— What is being asked —
Please find all lines in the data that hold the string "公告日前において" and copy them.

::: Data extract :::

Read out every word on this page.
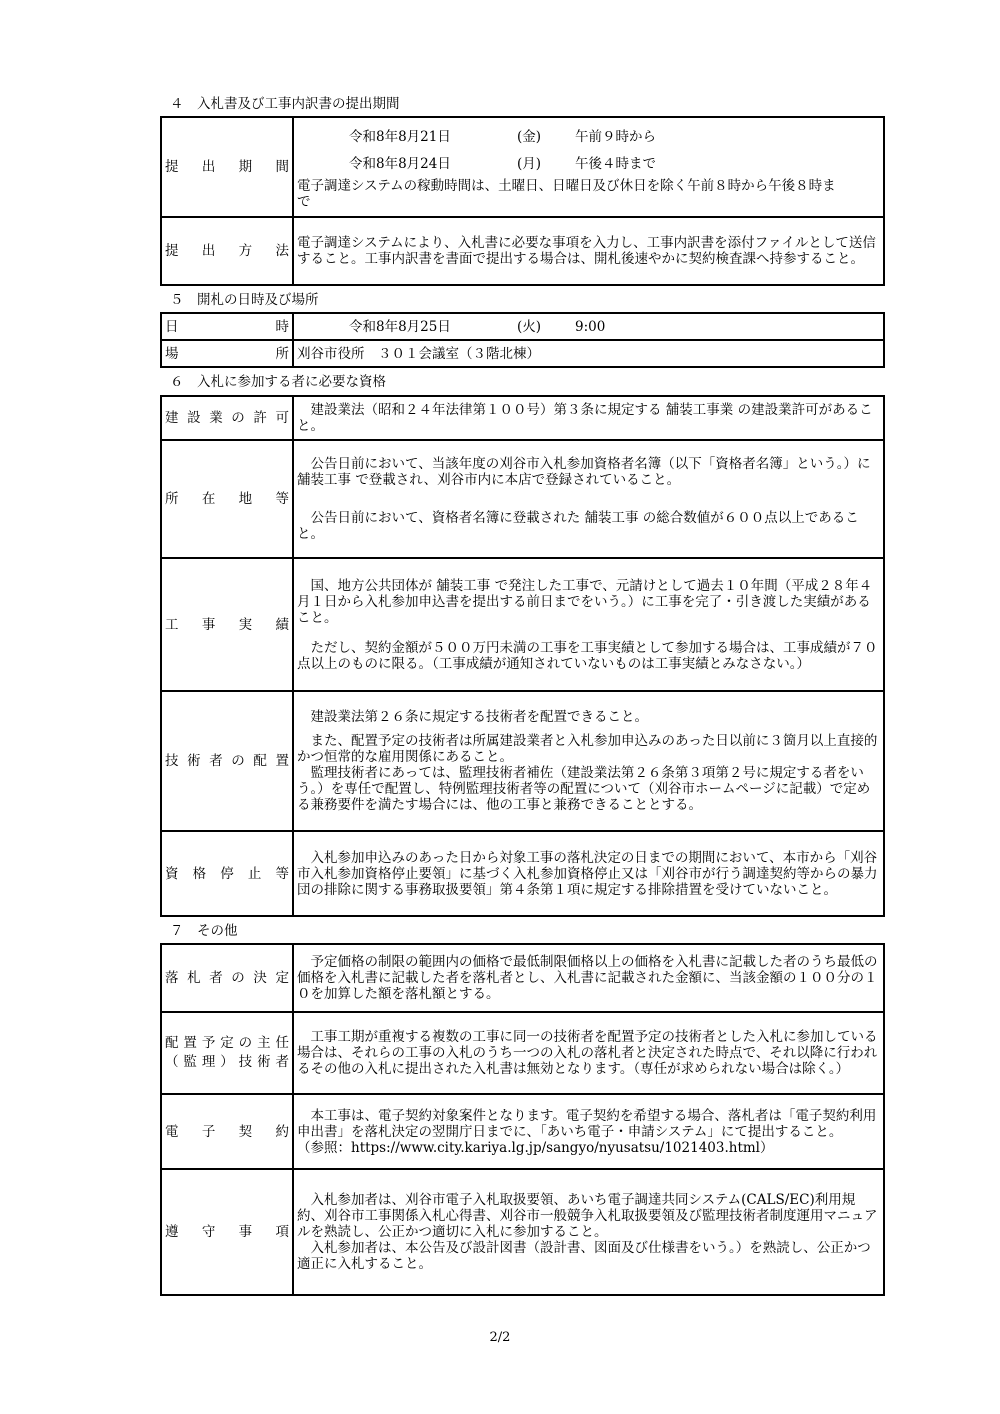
４　入札書及び工事内訳書の提出期間
提出期間	令和8年8月21日 (金) 午前９時から
令和8年8月24日 (月) 午後４時まで

電子調達システムの稼動時間は、土曜日、日曜日及び休日を除く午前８時から午後８時まで

提出方法	電子調達システムにより、入札書に必要な事項を入力し、工事内訳書を添付ファイルとして送信すること。工事内訳書を書面で提出する場合は、開札後速やかに契約検査課へ持参すること。
５　開札の日時及び場所
日時	令和8年8月25日 (火) 9:00
場所	刈谷市役所　３０１会議室（３階北棟）
６　入札に参加する者に必要な資格
建設業の許可	建設業法（昭和２４年法律第１００号）第３条に規定する 舗装工事業 の建設業許可があること。
所在地等	公告日前において、当該年度の刈谷市入札参加資格者名簿（以下「資格者名簿」という。）に 舗装工事 で登載され、刈谷市内に本店で登録されていること。

公告日前において、資格者名簿に登載された 舗装工事 の総合数値が６００点以上であること。

工事実績	国、地方公共団体が 舗装工事 で発注した工事で、元請けとして過去１０年間（平成２８年４月１日から入札参加申込書を提出する前日までをいう。）に工事を完了・引き渡した実績があること。

ただし、契約金額が５００万円未満の工事を工事実績として参加する場合は、工事成績が７０点以上のものに限る。（工事成績が通知されていないものは工事実績とみなさない。）

技術者の配置	建設業法第２６条に規定する技術者を配置できること。

また、配置予定の技術者は所属建設業者と入札参加申込みのあった日以前に３箇月以上直接的かつ恒常的な雇用関係にあること。

監理技術者にあっては、監理技術者補佐（建設業法第２６条第３項第２号に規定する者をいう。）を専任で配置し、特例監理技術者等の配置について（刈谷市ホームページに記載）で定める兼務要件を満たす場合には、他の工事と兼務できることとする。

資格停止等	入札参加申込みのあった日から対象工事の落札決定の日までの期間において、本市から「刈谷市入札参加資格停止要領」に基づく入札参加資格停止又は「刈谷市が行う調達契約等からの暴力団の排除に関する事務取扱要領」第４条第１項に規定する排除措置を受けていないこと。
７　その他
落札者の決定	予定価格の制限の範囲内の価格で最低制限価格以上の価格を入札書に記載した者のうち最低の価格を入札書に記載した者を落札者とし、入札書に記載された金額に、当該金額の１００分の１０を加算した額を落札額とする。

配置予定の主任
（監理）技術者	工事工期が重複する複数の工事に同一の技術者を配置予定の技術者とした入札に参加している場合は、それらの工事の入札のうち一つの入札の落札者と決定された時点で、それ以降に行われるその他の入札に提出された入札書は無効となります。（専任が求められない場合は除く。）
電子契約	本工事は、電子契約対象案件となります。電子契約を希望する場合、落札者は「電子契約利用申出書」を落札決定の翌開庁日までに、「あいち電子・申請システム」にて提出すること。

（参照：https://www.city.kariya.lg.jp/sangyo/nyusatsu/1021403.html）

遵守事項	入札参加者は、刈谷市電子入札取扱要領、あいち電子調達共同システム(CALS/EC)利用規約、刈谷市工事関係入札心得書、刈谷市一般競争入札取扱要領及び監理技術者制度運用マニュアルを熟読し、公正かつ適切に入札に参加すること。

入札参加者は、本公告及び設計図書（設計書、図面及び仕様書をいう。）を熟読し、公正かつ適正に入札すること。

2/2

:::

— Result for this task —
所在地等	公告日前において、当該年度の刈谷市入札参加資格者名簿（以下「資格者名簿」という。）に 舗装工事 で登載され、刈谷市内に本店で登録されていること。
公告日前において、資格者名簿に登載された 舗装工事 の総合数値が６００点以上であること。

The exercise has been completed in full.